◆ Your instructions
Scan the entries for the string "ROUTLEDGE" and give the number of lines that have it, nothing further.

Source records:

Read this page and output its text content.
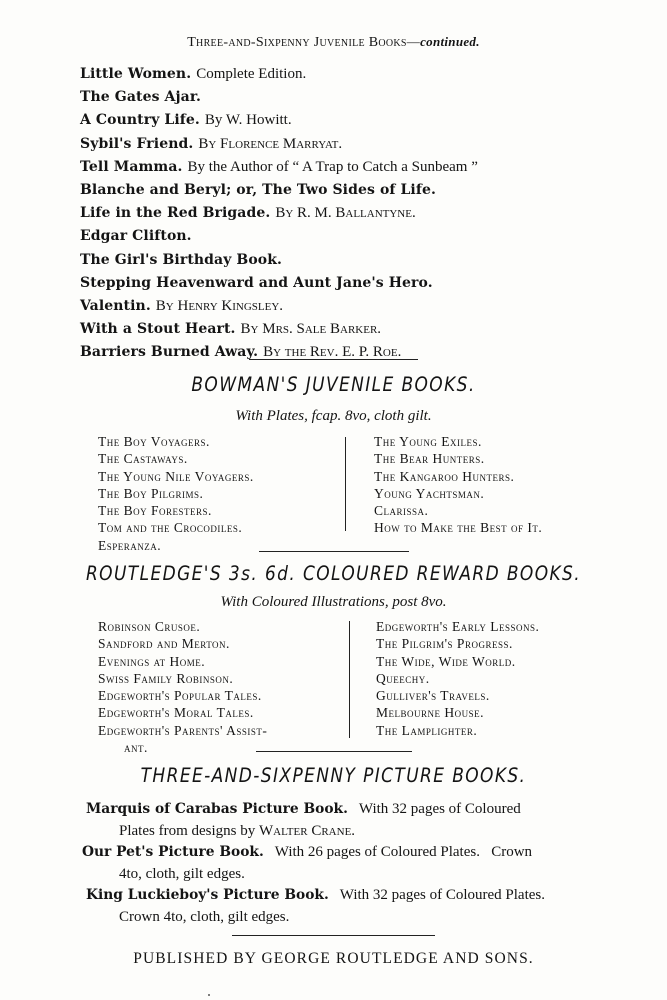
Three-and-Sixpenny Juvenile Books—continued.
Little Women. Complete Edition.
The Gates Ajar.
A Country Life. By W. Howitt.
Sybil's Friend. By Florence Marryat.
Tell Mamma. By the Author of “ A Trap to Catch a Sunbeam ”
Blanche and Beryl; or, The Two Sides of Life.
Life in the Red Brigade. By R. M. Ballantyne.
Edgar Clifton.
The Girl's Birthday Book.
Stepping Heavenward and Aunt Jane's Hero.
Valentin. By Henry Kingsley.
With a Stout Heart. By Mrs. Sale Barker.
Barriers Burned Away. By the Rev. E. P. Roe.
BOWMAN'S JUVENILE BOOKS.
With Plates, fcap. 8vo, cloth gilt.
The Boy Voyagers.
The Castaways.
The Young Nile Voyagers.
The Boy Pilgrims.
The Boy Foresters.
Tom and the Crocodiles.
Esperanza.
The Young Exiles.
The Bear Hunters.
The Kangaroo Hunters.
Young Yachtsman.
Clarissa.
How to Make the Best of It.
ROUTLEDGE'S 3s. 6d. COLOURED REWARD BOOKS.
With Coloured Illustrations, post 8vo.
Robinson Crusoe.
Sandford and Merton.
Evenings at Home.
Swiss Family Robinson.
Edgeworth's Popular Tales.
Edgeworth's Moral Tales.
Edgeworth's Parents' Assist-
ant.
Edgeworth's Early Lessons.
The Pilgrim's Progress.
The Wide, Wide World.
Queechy.
Gulliver's Travels.
Melbourne House.
The Lamplighter.
THREE-AND-SIXPENNY PICTURE BOOKS.
Marquis of Carabas Picture Book. With 32 pages of Coloured
Plates from designs by Walter Crane.
Our Pet's Picture Book. With 26 pages of Coloured Plates. Crown
4to, cloth, gilt edges.
King Luckieboy's Picture Book. With 32 pages of Coloured Plates.
Crown 4to, cloth, gilt edges.
PUBLISHED BY GEORGE ROUTLEDGE AND SONS.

◆ Reply
2